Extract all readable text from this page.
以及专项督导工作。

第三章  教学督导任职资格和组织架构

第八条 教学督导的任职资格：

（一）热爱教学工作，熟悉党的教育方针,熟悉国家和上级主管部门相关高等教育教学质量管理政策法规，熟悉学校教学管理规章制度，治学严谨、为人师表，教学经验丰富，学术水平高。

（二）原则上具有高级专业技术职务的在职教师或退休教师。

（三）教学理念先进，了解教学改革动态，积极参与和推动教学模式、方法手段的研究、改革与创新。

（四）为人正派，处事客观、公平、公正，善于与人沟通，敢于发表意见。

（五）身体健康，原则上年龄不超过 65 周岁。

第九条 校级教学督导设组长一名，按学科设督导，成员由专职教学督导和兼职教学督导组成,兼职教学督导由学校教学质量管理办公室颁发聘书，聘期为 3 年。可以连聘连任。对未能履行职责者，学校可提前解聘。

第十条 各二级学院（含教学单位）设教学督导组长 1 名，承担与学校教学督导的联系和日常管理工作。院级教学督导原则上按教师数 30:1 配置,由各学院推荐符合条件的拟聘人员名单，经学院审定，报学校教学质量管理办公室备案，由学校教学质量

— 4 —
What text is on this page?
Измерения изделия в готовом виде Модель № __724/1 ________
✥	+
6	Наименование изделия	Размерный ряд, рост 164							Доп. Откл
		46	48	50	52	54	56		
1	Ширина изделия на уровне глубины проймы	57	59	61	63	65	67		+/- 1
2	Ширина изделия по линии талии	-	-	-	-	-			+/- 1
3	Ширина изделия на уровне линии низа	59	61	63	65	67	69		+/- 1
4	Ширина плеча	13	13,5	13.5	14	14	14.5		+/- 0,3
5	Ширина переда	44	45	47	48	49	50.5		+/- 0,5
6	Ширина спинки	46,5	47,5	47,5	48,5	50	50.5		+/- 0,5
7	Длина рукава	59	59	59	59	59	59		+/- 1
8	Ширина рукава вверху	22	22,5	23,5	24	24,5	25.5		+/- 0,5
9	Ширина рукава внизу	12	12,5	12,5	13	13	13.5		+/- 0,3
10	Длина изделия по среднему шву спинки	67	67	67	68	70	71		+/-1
------------------------------
__EXERCISE__
Identify all lines in the records above with the word "Ширина".

__PROBLEM SOLUTION__
1	Ширина изделия на уровне глубины проймы	57	59	61	63	65	67		+/- 1
2	Ширина изделия по линии талии	-	-	-	-	-			+/- 1
3	Ширина изделия на уровне линии низа	59	61	63	65	67	69		+/- 1
4	Ширина плеча	13	13,5	13.5	14	14	14.5		+/- 0,3
5	Ширина переда	44	45	47	48	49	50.5		+/- 0,5
6	Ширина спинки	46,5	47,5	47,5	48,5	50	50.5		+/- 0,5
8	Ширина рукава вверху	22	22,5	23,5	24	24,5	25.5		+/- 0,5
9	Ширина рукава внизу	12	12,5	12,5	13	13	13.5		+/- 0,3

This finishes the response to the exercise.